What to produce
Write the entries below out again exactly; any picture in them stays out.

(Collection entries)
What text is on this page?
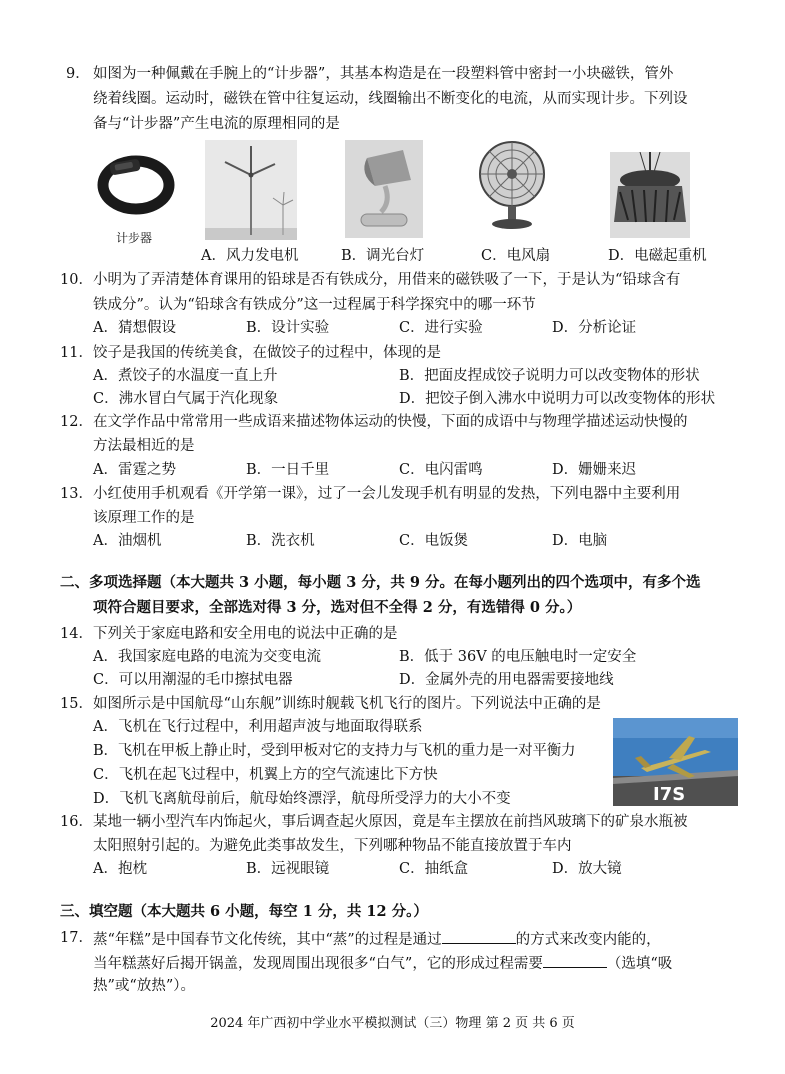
9． 如图为一种佩戴在手腕上的“计步器”，其基本构造是在一段塑料管中密封一小块磁铁，管外
绕着线圈。运动时，磁铁在管中往复运动，线圈输出不断变化的电流，从而实现计步。下列设
备与“计步器”产生电流的原理相同的是
计步器
A．风力发电机	B．调光台灯	C．电风扇	D．电磁起重机
10． 小明为了弄清楚体育课用的铅球是否有铁成分，用借来的磁铁吸了一下，于是认为“铅球含有
铁成分”。认为“铅球含有铁成分”这一过程属于科学探究中的哪一环节
A．猜想假设	B．设计实验	C．进行实验	D．分析论证
11． 饺子是我国的传统美食，在做饺子的过程中，体现的是
A．煮饺子的水温度一直上升	B．把面皮捏成饺子说明力可以改变物体的形状
C．沸水冒白气属于汽化现象	D．把饺子倒入沸水中说明力可以改变物体的形状
12． 在文学作品中常常用一些成语来描述物体运动的快慢，下面的成语中与物理学描述运动快慢的
方法最相近的是
A．雷霆之势	B．一日千里	C．电闪雷鸣	D．姗姗来迟
13． 小红使用手机观看《开学第一课》，过了一会儿发现手机有明显的发热，下列电器中主要利用
该原理工作的是
A．油烟机	B．洗衣机	C．电饭煲	D．电脑
二、多项选择题（本大题共 3 小题，每小题 3 分，共 9 分。在每小题列出的四个选项中，有多个选
项符合题目要求，全部选对得 3 分，选对但不全得 2 分，有选错得 0 分。）
14． 下列关于家庭电路和安全用电的说法中正确的是
A．我国家庭电路的电流为交变电流	B．低于 36V 的电压触电时一定安全
C．可以用潮湿的毛巾擦拭电器	D．金属外壳的用电器需要接地线
15． 如图所示是中国航母“山东舰”训练时舰载飞机飞行的图片。下列说法中正确的是
A．飞机在飞行过程中，利用超声波与地面取得联系
B．飞机在甲板上静止时，受到甲板对它的支持力与飞机的重力是一对平衡力
C．飞机在起飞过程中，机翼上方的空气流速比下方快
D．飞机飞离航母前后，航母始终漂浮，航母所受浮力的大小不变	I7S
16． 某地一辆小型汽车内饰起火，事后调查起火原因，竟是车主摆放在前挡风玻璃下的矿泉水瓶被
太阳照射引起的。为避免此类事故发生，下列哪种物品不能直接放置于车内
A．抱枕	B．远视眼镜	C．抽纸盒	D．放大镜
三、填空题（本大题共 6 小题，每空 1 分，共 12 分。）
17． 蒸“年糕”是中国春节文化传统，其中“蒸”的过程是通过	的方式来改变内能的，
当年糕蒸好后揭开锅盖，发现周围出现很多“白气”，它的形成过程需要	（选填“吸
热”或“放热”）。
2024 年广西初中学业水平模拟测试（三）物理 第 2 页 共 6 页
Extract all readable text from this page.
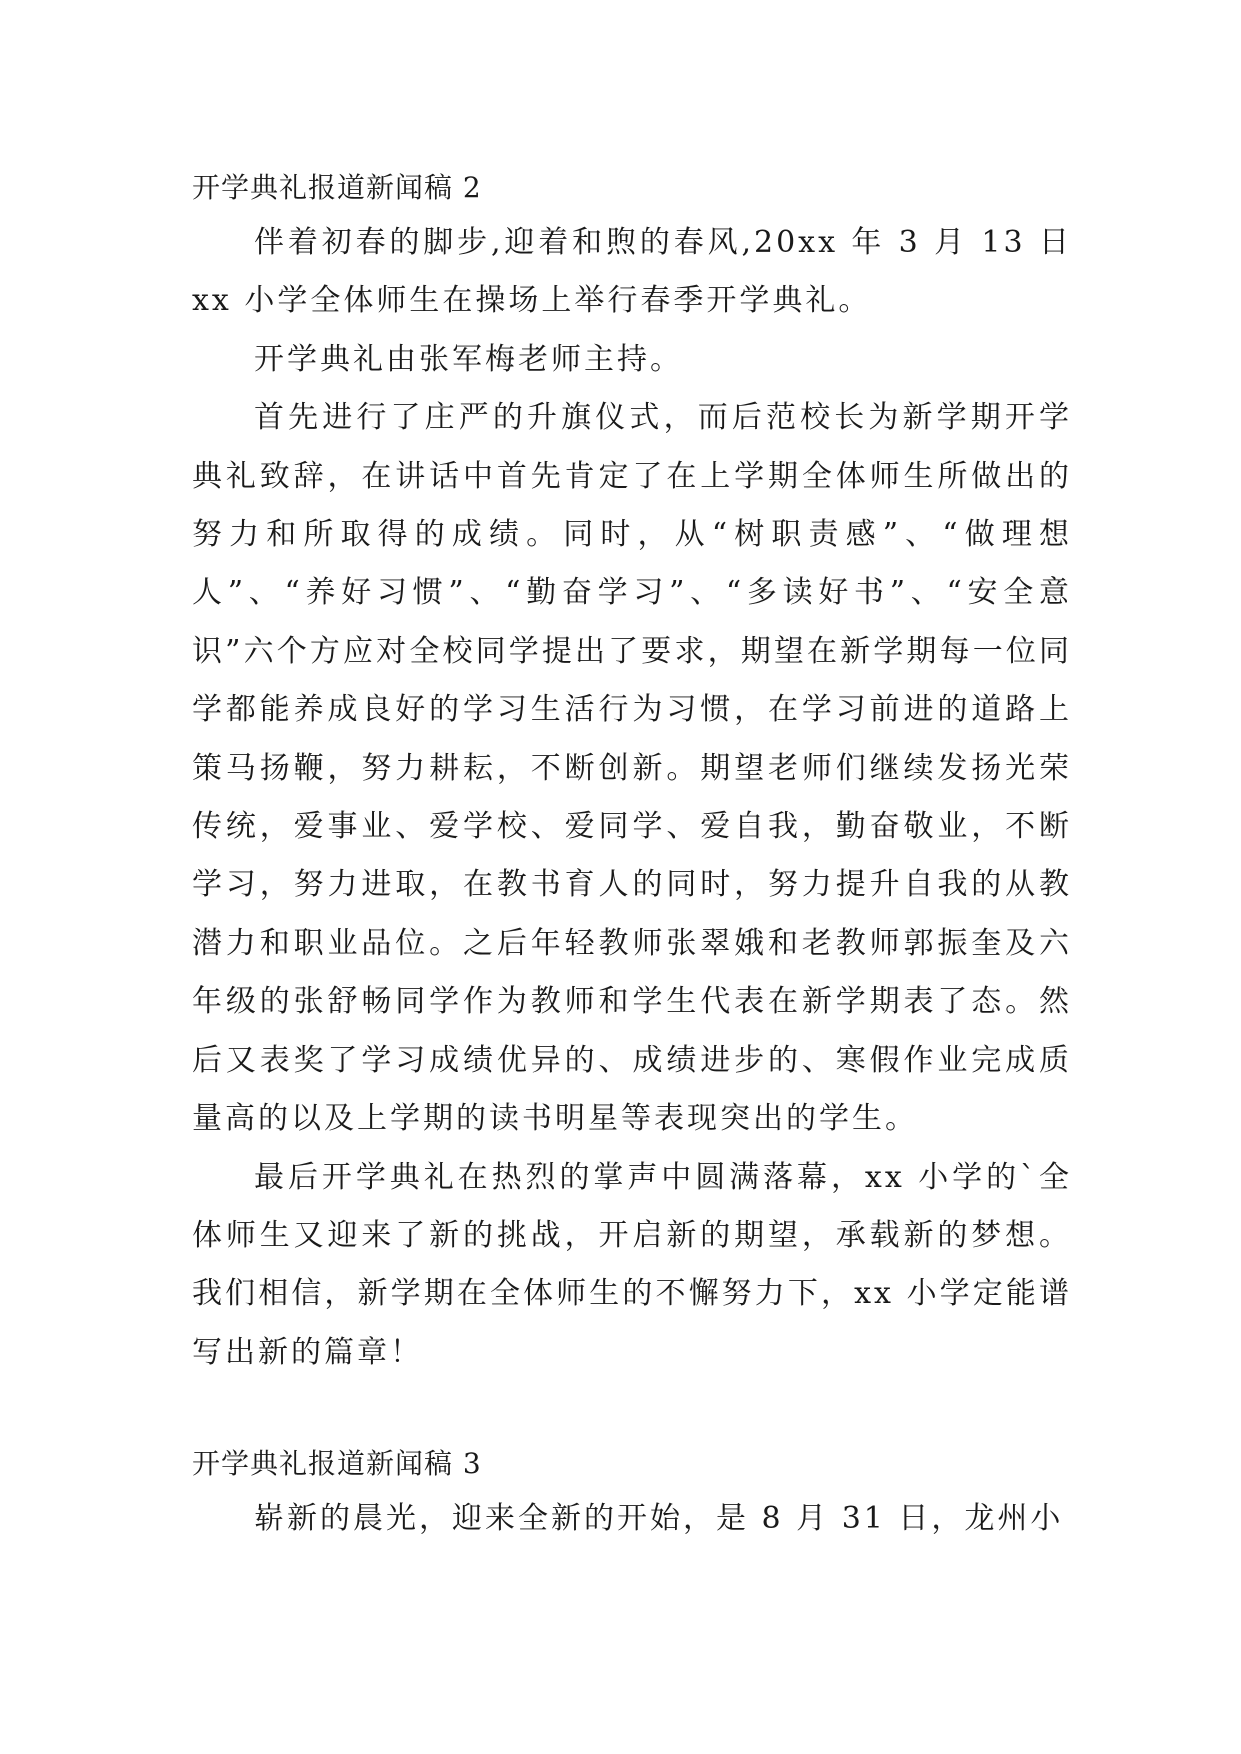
开学典礼报道新闻稿 2

伴着初春的脚步,迎着和煦的春风,20xx 年 3 月 13 日 xx 小学全体师生在操场上举行春季开学典礼。

开学典礼由张军梅老师主持。

首先进行了庄严的升旗仪式，而后范校长为新学期开学典礼致辞，在讲话中首先肯定了在上学期全体师生所做出的努力和所取得的成绩。同时，从“树职责感”、“做理想人”、“养好习惯”、“勤奋学习”、“多读好书”、“安全意识”六个方应对全校同学提出了要求，期望在新学期每一位同学都能养成良好的学习生活行为习惯，在学习前进的道路上策马扬鞭，努力耕耘，不断创新。期望老师们继续发扬光荣传统，爱事业、爱学校、爱同学、爱自我，勤奋敬业，不断学习，努力进取，在教书育人的同时，努力提升自我的从教潜力和职业品位。之后年轻教师张翠娥和老教师郭振奎及六年级的张舒畅同学作为教师和学生代表在新学期表了态。然后又表奖了学习成绩优异的、成绩进步的、寒假作业完成质量高的以及上学期的读书明星等表现突出的学生。

最后开学典礼在热烈的掌声中圆满落幕，xx 小学的`全体师生又迎来了新的挑战，开启新的期望，承载新的梦想。我们相信，新学期在全体师生的不懈努力下，xx 小学定能谱写出新的篇章！

开学典礼报道新闻稿 3

崭新的晨光，迎来全新的开始，是 8 月 31 日，龙州小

Expected answer
What text is on this page?
9． 如图为一种佩戴在手腕上的“计步器”，其基本构造是在一段塑料管中密封一小块磁铁，管外
绕着线圈。运动时，磁铁在管中往复运动，线圈输出不断变化的电流，从而实现计步。下列设
备与“计步器”产生电流的原理相同的是
计步器
A．风力发电机	B．调光台灯	C．电风扇	D．电磁起重机
10． 小明为了弄清楚体育课用的铅球是否有铁成分，用借来的磁铁吸了一下，于是认为“铅球含有
铁成分”。认为“铅球含有铁成分”这一过程属于科学探究中的哪一环节
A．猜想假设	B．设计实验	C．进行实验	D．分析论证
11． 饺子是我国的传统美食，在做饺子的过程中，体现的是
A．煮饺子的水温度一直上升	B．把面皮捏成饺子说明力可以改变物体的形状
C．沸水冒白气属于汽化现象	D．把饺子倒入沸水中说明力可以改变物体的形状
12． 在文学作品中常常用一些成语来描述物体运动的快慢，下面的成语中与物理学描述运动快慢的
方法最相近的是
A．雷霆之势	B．一日千里	C．电闪雷鸣	D．姗姗来迟
13． 小红使用手机观看《开学第一课》，过了一会儿发现手机有明显的发热，下列电器中主要利用
该原理工作的是
A．油烟机	B．洗衣机	C．电饭煲	D．电脑
二、多项选择题（本大题共 3 小题，每小题 3 分，共 9 分。在每小题列出的四个选项中，有多个选
项符合题目要求，全部选对得 3 分，选对但不全得 2 分，有选错得 0 分。）
14． 下列关于家庭电路和安全用电的说法中正确的是
A．我国家庭电路的电流为交变电流	B．低于 36V 的电压触电时一定安全
C．可以用潮湿的毛巾擦拭电器	D．金属外壳的用电器需要接地线
15． 如图所示是中国航母“山东舰”训练时舰载飞机飞行的图片。下列说法中正确的是
A．飞机在飞行过程中，利用超声波与地面取得联系
B．飞机在甲板上静止时，受到甲板对它的支持力与飞机的重力是一对平衡力
C．飞机在起飞过程中，机翼上方的空气流速比下方快
D．飞机飞离航母前后，航母始终漂浮，航母所受浮力的大小不变	I7S
16． 某地一辆小型汽车内饰起火，事后调查起火原因，竟是车主摆放在前挡风玻璃下的矿泉水瓶被
太阳照射引起的。为避免此类事故发生，下列哪种物品不能直接放置于车内
A．抱枕	B．远视眼镜	C．抽纸盒	D．放大镜
三、填空题（本大题共 6 小题，每空 1 分，共 12 分。）
17． 蒸“年糕”是中国春节文化传统，其中“蒸”的过程是通过	的方式来改变内能的，
当年糕蒸好后揭开锅盖，发现周围出现很多“白气”，它的形成过程需要	（选填“吸
热”或“放热”）。
2024 年广西初中学业水平模拟测试（三）物理 第 2 页 共 6 页
Extract all readable text from this page.
开学典礼报道新闻稿 2

伴着初春的脚步,迎着和煦的春风,20xx 年 3 月 13 日 xx 小学全体师生在操场上举行春季开学典礼。

开学典礼由张军梅老师主持。

首先进行了庄严的升旗仪式，而后范校长为新学期开学典礼致辞，在讲话中首先肯定了在上学期全体师生所做出的努力和所取得的成绩。同时，从“树职责感”、“做理想人”、“养好习惯”、“勤奋学习”、“多读好书”、“安全意识”六个方应对全校同学提出了要求，期望在新学期每一位同学都能养成良好的学习生活行为习惯，在学习前进的道路上策马扬鞭，努力耕耘，不断创新。期望老师们继续发扬光荣传统，爱事业、爱学校、爱同学、爱自我，勤奋敬业，不断学习，努力进取，在教书育人的同时，努力提升自我的从教潜力和职业品位。之后年轻教师张翠娥和老教师郭振奎及六年级的张舒畅同学作为教师和学生代表在新学期表了态。然后又表奖了学习成绩优异的、成绩进步的、寒假作业完成质量高的以及上学期的读书明星等表现突出的学生。

最后开学典礼在热烈的掌声中圆满落幕，xx 小学的`全体师生又迎来了新的挑战，开启新的期望，承载新的梦想。我们相信，新学期在全体师生的不懈努力下，xx 小学定能谱写出新的篇章！

开学典礼报道新闻稿 3

崭新的晨光，迎来全新的开始，是 8 月 31 日，龙州小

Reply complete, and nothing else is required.